BEGIN Stored rows

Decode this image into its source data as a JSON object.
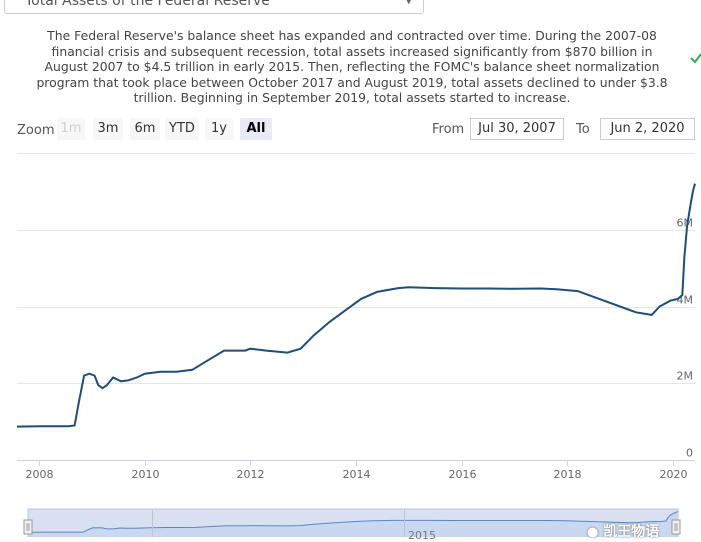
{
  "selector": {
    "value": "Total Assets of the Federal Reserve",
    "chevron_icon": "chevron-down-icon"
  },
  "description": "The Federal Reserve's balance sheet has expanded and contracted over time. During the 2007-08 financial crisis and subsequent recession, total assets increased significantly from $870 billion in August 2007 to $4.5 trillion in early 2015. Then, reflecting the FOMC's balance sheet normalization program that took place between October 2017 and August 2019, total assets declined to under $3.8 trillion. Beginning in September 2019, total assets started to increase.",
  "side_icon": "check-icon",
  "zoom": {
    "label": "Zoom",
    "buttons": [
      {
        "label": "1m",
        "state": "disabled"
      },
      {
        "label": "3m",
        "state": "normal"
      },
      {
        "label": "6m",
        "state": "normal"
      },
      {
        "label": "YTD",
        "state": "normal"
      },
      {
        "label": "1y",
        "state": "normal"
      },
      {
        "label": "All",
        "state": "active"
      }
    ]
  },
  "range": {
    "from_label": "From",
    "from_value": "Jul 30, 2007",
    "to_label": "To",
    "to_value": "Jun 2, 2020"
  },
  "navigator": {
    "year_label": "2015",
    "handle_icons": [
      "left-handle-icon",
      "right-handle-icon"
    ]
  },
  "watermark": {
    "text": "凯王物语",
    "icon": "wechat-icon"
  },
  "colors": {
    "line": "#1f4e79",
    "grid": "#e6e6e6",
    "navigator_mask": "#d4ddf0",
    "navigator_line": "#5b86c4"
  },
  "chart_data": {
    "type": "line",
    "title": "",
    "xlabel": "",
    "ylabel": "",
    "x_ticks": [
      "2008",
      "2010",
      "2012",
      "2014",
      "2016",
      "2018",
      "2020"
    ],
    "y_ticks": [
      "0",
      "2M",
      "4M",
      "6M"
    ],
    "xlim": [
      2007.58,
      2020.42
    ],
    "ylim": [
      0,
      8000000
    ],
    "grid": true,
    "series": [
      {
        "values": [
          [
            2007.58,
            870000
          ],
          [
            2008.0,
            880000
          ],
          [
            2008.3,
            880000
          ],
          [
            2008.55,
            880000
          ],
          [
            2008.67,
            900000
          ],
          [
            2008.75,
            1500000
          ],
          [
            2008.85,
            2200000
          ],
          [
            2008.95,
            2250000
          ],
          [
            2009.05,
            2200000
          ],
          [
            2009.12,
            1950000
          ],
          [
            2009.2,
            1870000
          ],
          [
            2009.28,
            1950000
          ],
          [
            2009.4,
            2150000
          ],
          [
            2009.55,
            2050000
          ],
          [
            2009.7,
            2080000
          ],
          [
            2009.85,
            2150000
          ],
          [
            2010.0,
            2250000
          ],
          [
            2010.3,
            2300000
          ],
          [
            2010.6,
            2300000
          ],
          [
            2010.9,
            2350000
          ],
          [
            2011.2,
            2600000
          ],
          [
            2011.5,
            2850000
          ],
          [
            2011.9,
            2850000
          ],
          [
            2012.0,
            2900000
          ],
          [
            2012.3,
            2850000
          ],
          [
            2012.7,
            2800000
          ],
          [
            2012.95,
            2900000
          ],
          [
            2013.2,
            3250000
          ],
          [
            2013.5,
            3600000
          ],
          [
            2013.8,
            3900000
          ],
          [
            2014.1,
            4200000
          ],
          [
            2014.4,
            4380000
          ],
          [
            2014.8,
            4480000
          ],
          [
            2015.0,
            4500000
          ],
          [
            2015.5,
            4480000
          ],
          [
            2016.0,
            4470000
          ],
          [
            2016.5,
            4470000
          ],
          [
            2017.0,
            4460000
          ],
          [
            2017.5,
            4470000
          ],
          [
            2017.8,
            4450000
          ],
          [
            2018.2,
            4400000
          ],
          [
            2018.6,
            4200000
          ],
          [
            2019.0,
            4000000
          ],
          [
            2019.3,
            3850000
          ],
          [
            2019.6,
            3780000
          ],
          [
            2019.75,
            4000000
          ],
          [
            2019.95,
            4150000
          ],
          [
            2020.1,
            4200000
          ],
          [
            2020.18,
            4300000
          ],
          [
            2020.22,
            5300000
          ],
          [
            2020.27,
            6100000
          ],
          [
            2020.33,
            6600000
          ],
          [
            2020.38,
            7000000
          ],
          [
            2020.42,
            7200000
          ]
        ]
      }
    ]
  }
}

END Stored rows
BEGIN Stored rows

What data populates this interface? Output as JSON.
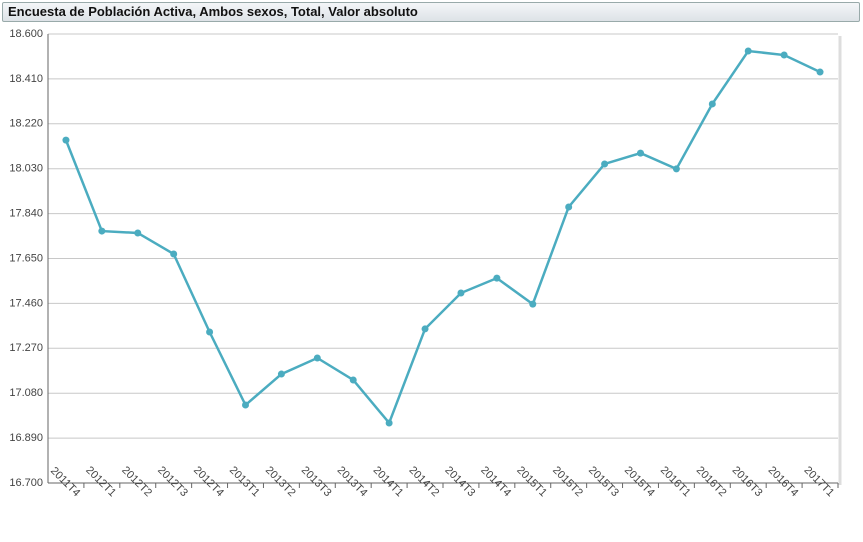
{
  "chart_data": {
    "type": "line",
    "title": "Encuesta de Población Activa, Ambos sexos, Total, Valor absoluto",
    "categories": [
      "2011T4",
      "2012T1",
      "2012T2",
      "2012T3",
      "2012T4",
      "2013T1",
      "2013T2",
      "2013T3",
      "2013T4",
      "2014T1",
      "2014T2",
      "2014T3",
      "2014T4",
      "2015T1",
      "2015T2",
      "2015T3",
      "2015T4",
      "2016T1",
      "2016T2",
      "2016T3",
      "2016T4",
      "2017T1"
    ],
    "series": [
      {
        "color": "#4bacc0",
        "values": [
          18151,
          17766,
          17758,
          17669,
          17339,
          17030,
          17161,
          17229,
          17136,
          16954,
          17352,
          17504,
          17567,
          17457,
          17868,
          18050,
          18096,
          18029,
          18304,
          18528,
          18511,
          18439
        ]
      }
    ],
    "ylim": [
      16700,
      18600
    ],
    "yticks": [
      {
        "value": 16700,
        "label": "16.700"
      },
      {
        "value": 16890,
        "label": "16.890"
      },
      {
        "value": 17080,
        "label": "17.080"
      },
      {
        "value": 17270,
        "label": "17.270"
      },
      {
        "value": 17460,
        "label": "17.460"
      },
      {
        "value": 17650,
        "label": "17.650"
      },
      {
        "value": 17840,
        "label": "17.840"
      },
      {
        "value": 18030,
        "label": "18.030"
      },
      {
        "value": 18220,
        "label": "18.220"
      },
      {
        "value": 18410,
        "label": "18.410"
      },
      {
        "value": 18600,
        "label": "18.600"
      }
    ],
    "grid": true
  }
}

END Stored rows
BEGIN Stored rows

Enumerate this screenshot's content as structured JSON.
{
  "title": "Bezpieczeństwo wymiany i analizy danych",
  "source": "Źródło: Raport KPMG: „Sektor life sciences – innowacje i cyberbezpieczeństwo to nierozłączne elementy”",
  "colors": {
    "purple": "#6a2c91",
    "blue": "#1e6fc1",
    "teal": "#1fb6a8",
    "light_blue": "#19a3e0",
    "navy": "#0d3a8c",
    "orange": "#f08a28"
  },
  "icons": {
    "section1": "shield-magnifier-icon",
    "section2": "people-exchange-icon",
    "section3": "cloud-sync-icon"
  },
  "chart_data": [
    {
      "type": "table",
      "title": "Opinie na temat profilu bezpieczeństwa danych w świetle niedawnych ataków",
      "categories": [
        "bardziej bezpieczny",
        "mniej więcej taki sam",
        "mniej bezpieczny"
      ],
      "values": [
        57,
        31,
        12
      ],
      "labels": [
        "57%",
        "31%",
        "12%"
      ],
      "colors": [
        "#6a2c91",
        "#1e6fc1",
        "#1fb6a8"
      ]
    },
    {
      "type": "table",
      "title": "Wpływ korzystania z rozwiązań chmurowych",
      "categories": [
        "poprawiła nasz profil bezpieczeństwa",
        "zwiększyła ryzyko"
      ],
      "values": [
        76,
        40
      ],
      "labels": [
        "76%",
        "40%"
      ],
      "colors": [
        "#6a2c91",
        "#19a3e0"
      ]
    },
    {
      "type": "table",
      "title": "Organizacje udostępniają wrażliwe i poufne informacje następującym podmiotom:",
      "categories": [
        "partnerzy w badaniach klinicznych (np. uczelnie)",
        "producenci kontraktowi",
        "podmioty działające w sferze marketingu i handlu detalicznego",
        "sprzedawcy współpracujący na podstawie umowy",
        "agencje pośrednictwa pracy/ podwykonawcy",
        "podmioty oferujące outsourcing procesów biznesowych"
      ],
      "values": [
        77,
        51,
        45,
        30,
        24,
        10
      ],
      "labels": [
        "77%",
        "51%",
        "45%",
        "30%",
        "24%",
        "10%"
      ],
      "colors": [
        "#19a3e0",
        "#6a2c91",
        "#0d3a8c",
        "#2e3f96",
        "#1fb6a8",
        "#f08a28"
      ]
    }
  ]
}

END Stored rows

Gather every line from the listing above in which the word "danych" appears.

  "title": "Bezpieczeństwo wymiany i analizy danych",
      "title": "Opinie na temat profilu bezpieczeństwa danych w świetle niedawnych ataków",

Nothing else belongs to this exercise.